Work instructions:
Return the following lines and nothing else: the one holding "Transcribe this image's" and all those after it in the records below, unchanged, minus any pictures.

— start of Records for this exercise —

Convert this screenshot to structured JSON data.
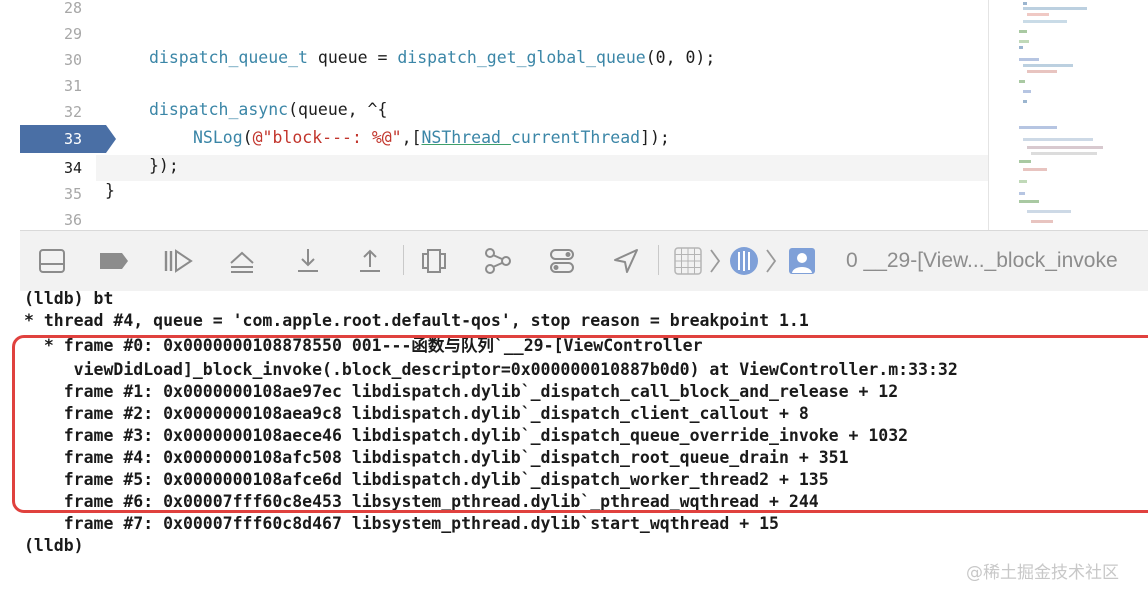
{
  "editor": {
    "line_numbers": [
      "28",
      "29",
      "30",
      "31",
      "32",
      "33",
      "34",
      "35",
      "36"
    ],
    "breakpoint_line": "33",
    "lines": {
      "l30": {
        "type": "dispatch_queue_t",
        "plain1": " queue = ",
        "fn": "dispatch_get_global_queue",
        "plain2": "(0, 0);"
      },
      "l32": {
        "fn": "dispatch_async",
        "plain": "(queue, ^{"
      },
      "l33": {
        "fn": "NSLog",
        "p1": "(",
        "str": "@\"block---: %@\"",
        "p2": ",[",
        "cls": "NSThread",
        "sp": " ",
        "fn2": "currentThread",
        "p3": "]);"
      },
      "l34": {
        "plain": "});"
      },
      "l35": {
        "plain": "}"
      }
    }
  },
  "toolbar": {
    "icons": [
      "toggle-console-icon",
      "breakpoint-tag-icon",
      "continue-icon",
      "step-over-icon",
      "step-into-icon",
      "step-out-icon",
      "view-hierarchy-icon",
      "memory-graph-icon",
      "environment-overrides-icon",
      "location-icon"
    ],
    "breadcrumb_text": "0 __29-[View..._block_invoke"
  },
  "console": {
    "lines": [
      "(lldb) bt",
      "* thread #4, queue = 'com.apple.root.default-qos', stop reason = breakpoint 1.1",
      "  * frame #0: 0x0000000108878550 001---函数与队列`__29-[ViewController",
      "     viewDidLoad]_block_invoke(.block_descriptor=0x000000010887b0d0) at ViewController.m:33:32",
      "    frame #1: 0x0000000108ae97ec libdispatch.dylib`_dispatch_call_block_and_release + 12",
      "    frame #2: 0x0000000108aea9c8 libdispatch.dylib`_dispatch_client_callout + 8",
      "    frame #3: 0x0000000108aece46 libdispatch.dylib`_dispatch_queue_override_invoke + 1032",
      "    frame #4: 0x0000000108afc508 libdispatch.dylib`_dispatch_root_queue_drain + 351",
      "    frame #5: 0x0000000108afce6d libdispatch.dylib`_dispatch_worker_thread2 + 135",
      "    frame #6: 0x00007fff60c8e453 libsystem_pthread.dylib`_pthread_wqthread + 244",
      "    frame #7: 0x00007fff60c8d467 libsystem_pthread.dylib`start_wqthread + 15",
      "(lldb)"
    ]
  },
  "colors": {
    "highlight_box": "#e0413e",
    "breakpoint": "#4a6fa5",
    "keyword_blue": "#3b86a7",
    "string_red": "#c2352c"
  },
  "watermark": "@稀土掘金技术社区"
}
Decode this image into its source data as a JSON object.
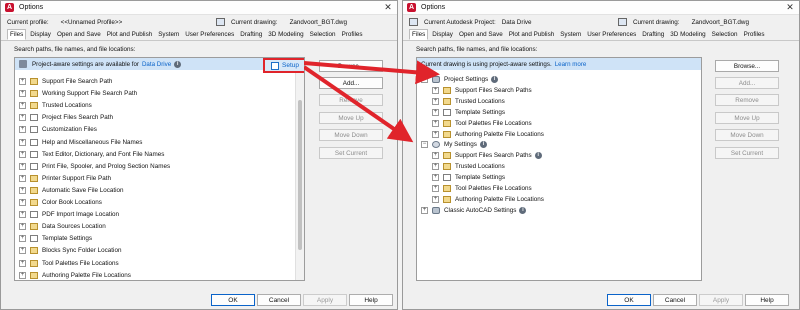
{
  "left_dialog": {
    "title": "Options",
    "app_icon_letter": "A",
    "profile_label": "Current profile:",
    "profile_value": "<<Unnamed Profile>>",
    "drawing_label": "Current drawing:",
    "drawing_value": "Zandvoort_BGT.dwg",
    "tabs": [
      "Files",
      "Display",
      "Open and Save",
      "Plot and Publish",
      "System",
      "User Preferences",
      "Drafting",
      "3D Modeling",
      "Selection",
      "Profiles"
    ],
    "search_label": "Search paths, file names, and file locations:",
    "banner_text": "Project-aware settings are available for",
    "banner_link": "Data Drive",
    "setup_label": "Setup",
    "tree": [
      {
        "label": "Support File Search Path",
        "icon": "folder-icon"
      },
      {
        "label": "Working Support File Search Path",
        "icon": "folder-icon"
      },
      {
        "label": "Trusted Locations",
        "icon": "folder-icon"
      },
      {
        "label": "Project Files Search Path",
        "icon": "doc-icon"
      },
      {
        "label": "Customization Files",
        "icon": "doc-icon"
      },
      {
        "label": "Help and Miscellaneous File Names",
        "icon": "doc-icon"
      },
      {
        "label": "Text Editor, Dictionary, and Font File Names",
        "icon": "doc-icon"
      },
      {
        "label": "Print File, Spooler, and Prolog Section Names",
        "icon": "doc-icon"
      },
      {
        "label": "Printer Support File Path",
        "icon": "folder-icon"
      },
      {
        "label": "Automatic Save File Location",
        "icon": "folder-icon"
      },
      {
        "label": "Color Book Locations",
        "icon": "folder-icon"
      },
      {
        "label": "PDF Import Image Location",
        "icon": "doc-icon"
      },
      {
        "label": "Data Sources Location",
        "icon": "folder-icon"
      },
      {
        "label": "Template Settings",
        "icon": "doc-icon"
      },
      {
        "label": "Blocks Sync Folder Location",
        "icon": "folder-icon"
      },
      {
        "label": "Tool Palettes File Locations",
        "icon": "folder-icon"
      },
      {
        "label": "Authoring Palette File Locations",
        "icon": "folder-icon"
      }
    ],
    "side_buttons": [
      "Browse...",
      "Add...",
      "Remove",
      "Move Up",
      "Move Down",
      "Set Current"
    ],
    "bottom_buttons": [
      "OK",
      "Cancel",
      "Apply",
      "Help"
    ]
  },
  "right_dialog": {
    "title": "Options",
    "app_icon_letter": "A",
    "project_label": "Current Autodesk Project:",
    "project_value": "Data Drive",
    "drawing_label": "Current drawing:",
    "drawing_value": "Zandvoort_BGT.dwg",
    "tabs": [
      "Files",
      "Display",
      "Open and Save",
      "Plot and Publish",
      "System",
      "User Preferences",
      "Drafting",
      "3D Modeling",
      "Selection",
      "Profiles"
    ],
    "search_label": "Search paths, file names, and file locations:",
    "banner_text": "Current drawing is using project-aware settings.",
    "banner_link": "Learn more",
    "tree": [
      {
        "label": "Project Settings",
        "icon": "gear-icon",
        "level": 0,
        "expander": "−",
        "info": true
      },
      {
        "label": "Support Files Search Paths",
        "icon": "folder-icon",
        "level": 1,
        "expander": "+",
        "info": false
      },
      {
        "label": "Trusted Locations",
        "icon": "folder-icon",
        "level": 1,
        "expander": "+",
        "info": false
      },
      {
        "label": "Template Settings",
        "icon": "doc-icon",
        "level": 1,
        "expander": "+",
        "info": false
      },
      {
        "label": "Tool Palettes File Locations",
        "icon": "folder-icon",
        "level": 1,
        "expander": "+",
        "info": false
      },
      {
        "label": "Authoring Palette File Locations",
        "icon": "folder-icon",
        "level": 1,
        "expander": "+",
        "info": false
      },
      {
        "label": "My Settings",
        "icon": "person-icon",
        "level": 0,
        "expander": "−",
        "info": true
      },
      {
        "label": "Support Files Search Paths",
        "icon": "folder-icon",
        "level": 1,
        "expander": "+",
        "info": true
      },
      {
        "label": "Trusted Locations",
        "icon": "folder-icon",
        "level": 1,
        "expander": "+",
        "info": false
      },
      {
        "label": "Template Settings",
        "icon": "doc-icon",
        "level": 1,
        "expander": "+",
        "info": false
      },
      {
        "label": "Tool Palettes File Locations",
        "icon": "folder-icon",
        "level": 1,
        "expander": "+",
        "info": false
      },
      {
        "label": "Authoring Palette File Locations",
        "icon": "folder-icon",
        "level": 1,
        "expander": "+",
        "info": false
      },
      {
        "label": "Classic AutoCAD Settings",
        "icon": "gear-icon",
        "level": 0,
        "expander": "+",
        "info": true
      }
    ],
    "side_buttons": [
      "Browse...",
      "Add...",
      "Remove",
      "Move Up",
      "Move Down",
      "Set Current"
    ],
    "bottom_buttons": [
      "OK",
      "Cancel",
      "Apply",
      "Help"
    ]
  },
  "colors": {
    "accent": "#0a63c9",
    "highlight_red": "#e0242b",
    "banner_bg": "#cfe3f7"
  }
}
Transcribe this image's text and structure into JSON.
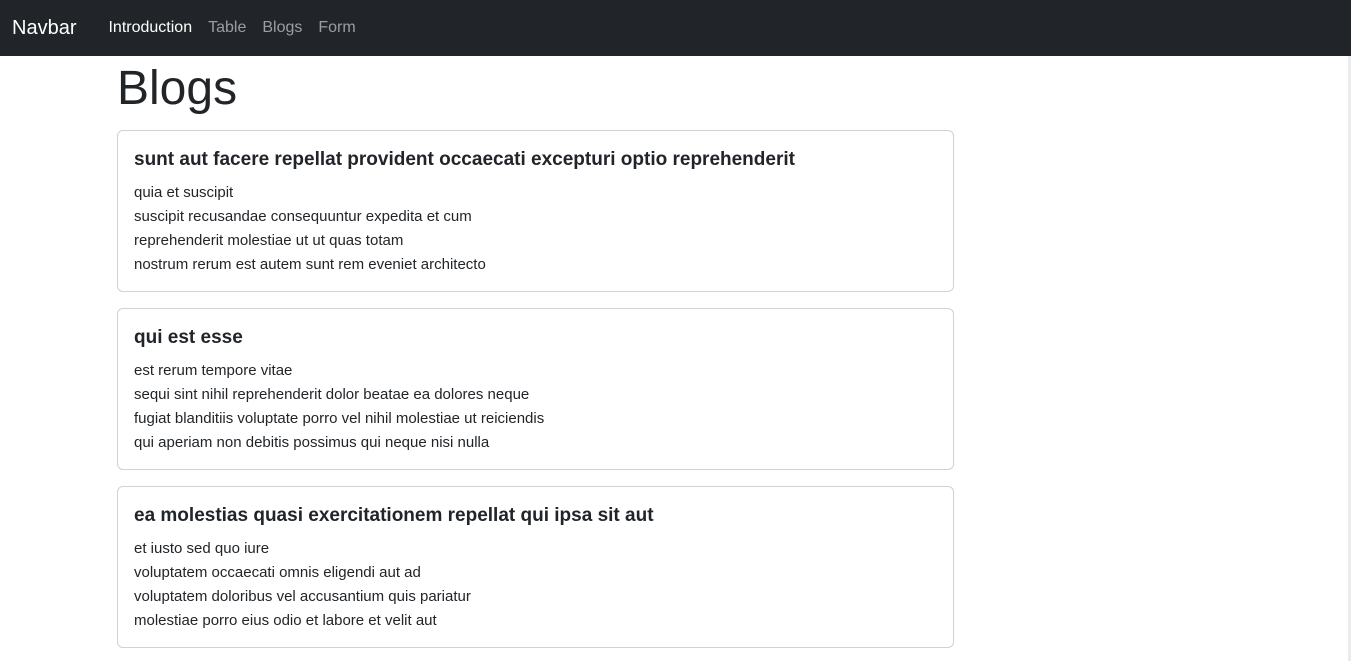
{
  "navbar": {
    "brand": "Navbar",
    "links": [
      {
        "label": "Introduction",
        "active": true
      },
      {
        "label": "Table",
        "active": false
      },
      {
        "label": "Blogs",
        "active": false
      },
      {
        "label": "Form",
        "active": false
      }
    ]
  },
  "page": {
    "title": "Blogs"
  },
  "posts": [
    {
      "title": "sunt aut facere repellat provident occaecati excepturi optio reprehenderit",
      "body": [
        "quia et suscipit",
        "suscipit recusandae consequuntur expedita et cum",
        "reprehenderit molestiae ut ut quas totam",
        "nostrum rerum est autem sunt rem eveniet architecto"
      ]
    },
    {
      "title": "qui est esse",
      "body": [
        "est rerum tempore vitae",
        "sequi sint nihil reprehenderit dolor beatae ea dolores neque",
        "fugiat blanditiis voluptate porro vel nihil molestiae ut reiciendis",
        "qui aperiam non debitis possimus qui neque nisi nulla"
      ]
    },
    {
      "title": "ea molestias quasi exercitationem repellat qui ipsa sit aut",
      "body": [
        "et iusto sed quo iure",
        "voluptatem occaecati omnis eligendi aut ad",
        "voluptatem doloribus vel accusantium quis pariatur",
        "molestiae porro eius odio et labore et velit aut"
      ]
    }
  ]
}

— end of Records for this exercise —

Exercise answer:
Transcribe this image's text and structure into JSON.
{
  "navbar": {
    "brand": "Navbar",
    "links": [
      {
        "label": "Introduction",
        "active": true
      },
      {
        "label": "Table",
        "active": false
      },
      {
        "label": "Blogs",
        "active": false
      },
      {
        "label": "Form",
        "active": false
      }
    ]
  },
  "page": {
    "title": "Blogs"
  },
  "posts": [
    {
      "title": "sunt aut facere repellat provident occaecati excepturi optio reprehenderit",
      "body": [
        "quia et suscipit",
        "suscipit recusandae consequuntur expedita et cum",
        "reprehenderit molestiae ut ut quas totam",
        "nostrum rerum est autem sunt rem eveniet architecto"
      ]
    },
    {
      "title": "qui est esse",
      "body": [
        "est rerum tempore vitae",
        "sequi sint nihil reprehenderit dolor beatae ea dolores neque",
        "fugiat blanditiis voluptate porro vel nihil molestiae ut reiciendis",
        "qui aperiam non debitis possimus qui neque nisi nulla"
      ]
    },
    {
      "title": "ea molestias quasi exercitationem repellat qui ipsa sit aut",
      "body": [
        "et iusto sed quo iure",
        "voluptatem occaecati omnis eligendi aut ad",
        "voluptatem doloribus vel accusantium quis pariatur",
        "molestiae porro eius odio et labore et velit aut"
      ]
    }
  ]
}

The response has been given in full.